Structured figure records:
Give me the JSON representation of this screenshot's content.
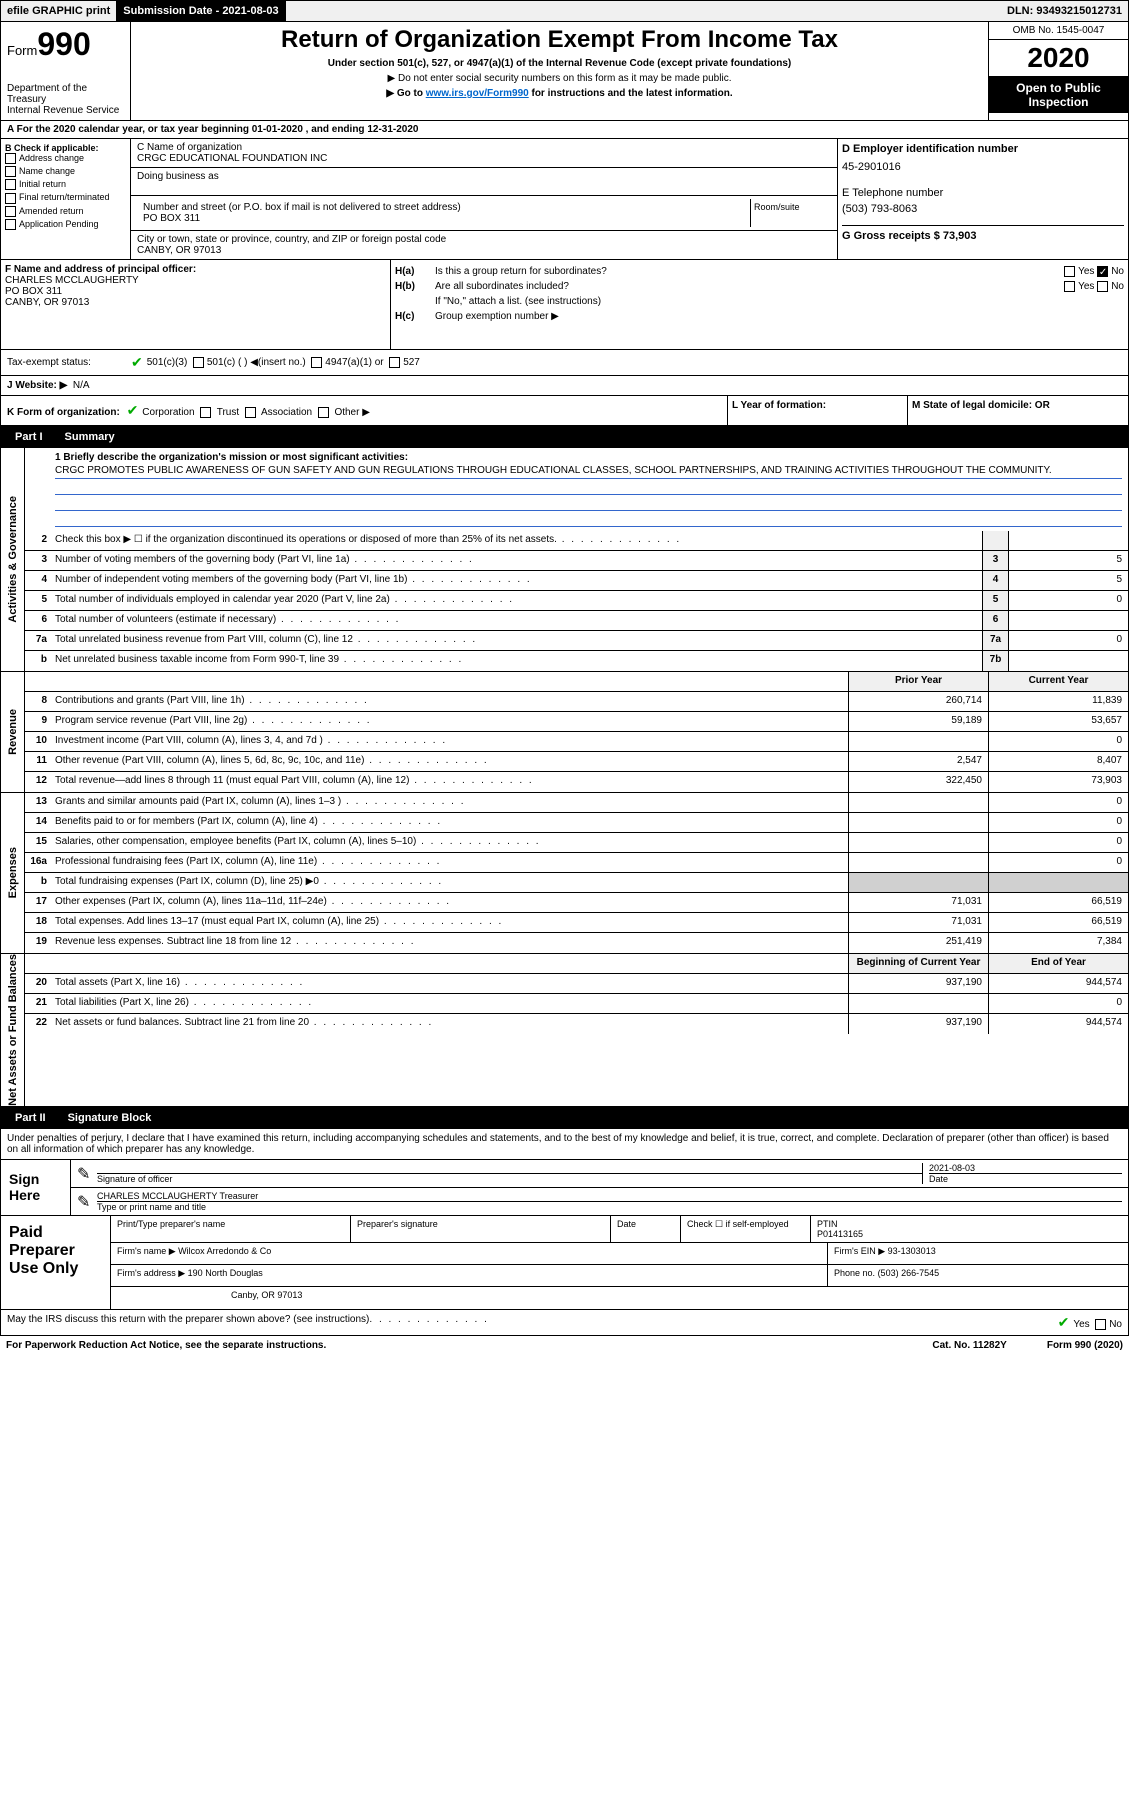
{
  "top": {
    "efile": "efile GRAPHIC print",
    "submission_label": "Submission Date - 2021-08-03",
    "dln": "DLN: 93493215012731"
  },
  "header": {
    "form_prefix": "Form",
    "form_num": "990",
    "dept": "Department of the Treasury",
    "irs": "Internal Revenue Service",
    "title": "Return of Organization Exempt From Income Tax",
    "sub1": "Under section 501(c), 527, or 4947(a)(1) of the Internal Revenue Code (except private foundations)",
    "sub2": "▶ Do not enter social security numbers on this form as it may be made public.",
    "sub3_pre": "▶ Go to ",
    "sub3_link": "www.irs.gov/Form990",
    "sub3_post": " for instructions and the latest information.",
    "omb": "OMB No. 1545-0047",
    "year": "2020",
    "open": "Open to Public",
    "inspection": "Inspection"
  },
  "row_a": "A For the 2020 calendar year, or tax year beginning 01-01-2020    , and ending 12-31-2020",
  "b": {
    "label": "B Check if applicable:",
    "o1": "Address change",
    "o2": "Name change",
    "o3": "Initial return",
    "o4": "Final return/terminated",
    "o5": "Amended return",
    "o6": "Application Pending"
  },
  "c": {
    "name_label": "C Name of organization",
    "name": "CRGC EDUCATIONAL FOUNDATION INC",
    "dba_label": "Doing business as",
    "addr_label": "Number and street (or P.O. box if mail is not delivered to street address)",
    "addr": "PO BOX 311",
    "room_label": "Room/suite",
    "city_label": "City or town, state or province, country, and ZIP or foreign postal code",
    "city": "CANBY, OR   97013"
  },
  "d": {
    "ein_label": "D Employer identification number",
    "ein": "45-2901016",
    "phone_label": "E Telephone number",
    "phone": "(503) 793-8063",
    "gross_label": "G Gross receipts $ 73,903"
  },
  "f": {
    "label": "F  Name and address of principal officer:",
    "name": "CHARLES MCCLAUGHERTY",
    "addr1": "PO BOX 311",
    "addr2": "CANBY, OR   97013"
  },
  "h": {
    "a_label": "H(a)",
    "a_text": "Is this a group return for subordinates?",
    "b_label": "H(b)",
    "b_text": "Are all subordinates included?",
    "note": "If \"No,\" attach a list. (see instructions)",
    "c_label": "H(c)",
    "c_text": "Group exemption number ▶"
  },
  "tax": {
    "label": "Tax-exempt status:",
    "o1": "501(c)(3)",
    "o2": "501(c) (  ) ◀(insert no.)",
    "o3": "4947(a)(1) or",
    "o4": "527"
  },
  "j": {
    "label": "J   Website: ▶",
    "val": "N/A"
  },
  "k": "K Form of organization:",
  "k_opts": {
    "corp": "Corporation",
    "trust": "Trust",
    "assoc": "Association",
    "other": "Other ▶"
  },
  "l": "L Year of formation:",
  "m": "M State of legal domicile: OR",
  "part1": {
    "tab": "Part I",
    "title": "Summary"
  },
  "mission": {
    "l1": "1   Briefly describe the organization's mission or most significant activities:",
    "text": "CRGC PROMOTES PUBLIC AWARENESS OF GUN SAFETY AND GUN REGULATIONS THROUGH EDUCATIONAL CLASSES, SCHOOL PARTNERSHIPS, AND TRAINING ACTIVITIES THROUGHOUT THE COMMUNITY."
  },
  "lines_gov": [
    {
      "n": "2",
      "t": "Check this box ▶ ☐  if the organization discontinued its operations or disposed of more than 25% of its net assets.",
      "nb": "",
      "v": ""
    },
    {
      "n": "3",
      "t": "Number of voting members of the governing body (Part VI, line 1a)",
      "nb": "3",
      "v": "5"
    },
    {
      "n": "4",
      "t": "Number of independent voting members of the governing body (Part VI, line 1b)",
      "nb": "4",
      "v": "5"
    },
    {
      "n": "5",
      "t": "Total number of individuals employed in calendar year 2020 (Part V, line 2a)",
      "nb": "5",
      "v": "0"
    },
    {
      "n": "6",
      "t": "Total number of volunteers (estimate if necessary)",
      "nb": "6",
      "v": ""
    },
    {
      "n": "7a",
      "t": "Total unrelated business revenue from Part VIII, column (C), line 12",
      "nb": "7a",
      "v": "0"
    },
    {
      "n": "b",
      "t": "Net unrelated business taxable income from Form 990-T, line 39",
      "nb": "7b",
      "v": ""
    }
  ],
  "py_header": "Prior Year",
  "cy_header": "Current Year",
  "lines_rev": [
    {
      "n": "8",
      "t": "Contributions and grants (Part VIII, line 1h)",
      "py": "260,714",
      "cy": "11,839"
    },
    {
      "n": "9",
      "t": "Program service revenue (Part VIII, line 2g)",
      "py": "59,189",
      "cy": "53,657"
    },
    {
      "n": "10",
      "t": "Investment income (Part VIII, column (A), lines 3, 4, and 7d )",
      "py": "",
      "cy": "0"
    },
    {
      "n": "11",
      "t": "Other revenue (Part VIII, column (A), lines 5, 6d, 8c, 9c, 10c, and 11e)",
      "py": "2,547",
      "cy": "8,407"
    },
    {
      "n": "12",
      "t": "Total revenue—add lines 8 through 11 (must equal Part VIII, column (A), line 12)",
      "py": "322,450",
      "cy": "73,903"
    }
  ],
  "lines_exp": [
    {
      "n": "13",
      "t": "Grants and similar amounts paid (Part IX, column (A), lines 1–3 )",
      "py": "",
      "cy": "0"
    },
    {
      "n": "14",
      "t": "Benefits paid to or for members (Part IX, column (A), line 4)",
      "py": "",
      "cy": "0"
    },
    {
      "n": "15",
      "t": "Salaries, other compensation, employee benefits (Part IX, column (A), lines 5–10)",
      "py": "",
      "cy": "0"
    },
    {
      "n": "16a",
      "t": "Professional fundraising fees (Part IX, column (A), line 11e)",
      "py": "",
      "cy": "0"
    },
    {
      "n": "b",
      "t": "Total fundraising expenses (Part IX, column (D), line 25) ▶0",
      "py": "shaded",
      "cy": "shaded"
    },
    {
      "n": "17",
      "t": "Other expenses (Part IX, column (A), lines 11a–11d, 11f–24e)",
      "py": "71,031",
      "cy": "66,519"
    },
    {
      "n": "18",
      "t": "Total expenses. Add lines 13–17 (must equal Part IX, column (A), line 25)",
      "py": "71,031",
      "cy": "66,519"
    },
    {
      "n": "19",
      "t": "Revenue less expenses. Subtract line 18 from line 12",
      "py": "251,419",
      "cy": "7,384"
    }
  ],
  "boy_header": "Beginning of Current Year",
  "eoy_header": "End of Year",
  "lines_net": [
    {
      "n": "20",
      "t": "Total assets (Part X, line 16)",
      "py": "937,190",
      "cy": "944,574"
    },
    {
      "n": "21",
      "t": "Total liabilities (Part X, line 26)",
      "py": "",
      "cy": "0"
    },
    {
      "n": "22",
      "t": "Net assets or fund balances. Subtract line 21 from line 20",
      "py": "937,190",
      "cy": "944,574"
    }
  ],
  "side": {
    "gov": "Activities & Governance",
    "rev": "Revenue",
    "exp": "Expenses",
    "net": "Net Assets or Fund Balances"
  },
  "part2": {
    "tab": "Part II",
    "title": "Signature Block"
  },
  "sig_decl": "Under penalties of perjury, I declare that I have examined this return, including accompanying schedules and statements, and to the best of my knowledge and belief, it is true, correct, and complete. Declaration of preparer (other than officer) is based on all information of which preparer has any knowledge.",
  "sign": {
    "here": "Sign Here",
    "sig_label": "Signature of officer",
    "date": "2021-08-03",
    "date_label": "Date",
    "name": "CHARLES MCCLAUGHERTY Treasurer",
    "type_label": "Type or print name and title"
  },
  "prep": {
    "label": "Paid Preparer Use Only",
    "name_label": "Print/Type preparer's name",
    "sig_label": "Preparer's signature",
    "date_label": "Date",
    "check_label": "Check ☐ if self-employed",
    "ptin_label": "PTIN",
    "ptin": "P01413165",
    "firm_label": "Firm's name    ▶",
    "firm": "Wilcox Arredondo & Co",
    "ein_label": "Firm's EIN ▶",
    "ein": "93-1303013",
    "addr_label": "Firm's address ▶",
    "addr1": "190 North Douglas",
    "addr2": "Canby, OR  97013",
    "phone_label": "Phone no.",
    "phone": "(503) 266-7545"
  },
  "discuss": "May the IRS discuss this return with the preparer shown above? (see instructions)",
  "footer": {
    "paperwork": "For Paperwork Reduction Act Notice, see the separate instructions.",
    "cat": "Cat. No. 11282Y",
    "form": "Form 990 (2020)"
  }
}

> YOUR INSTRUCTIONS
Gather each line of the records holding the string "body".

> EXERCISE SOLUTION
      "t": "Number of voting members of the governing body (Part VI, line 1a)",
      "t": "Number of independent voting members of the governing body (Part VI, line 1b)",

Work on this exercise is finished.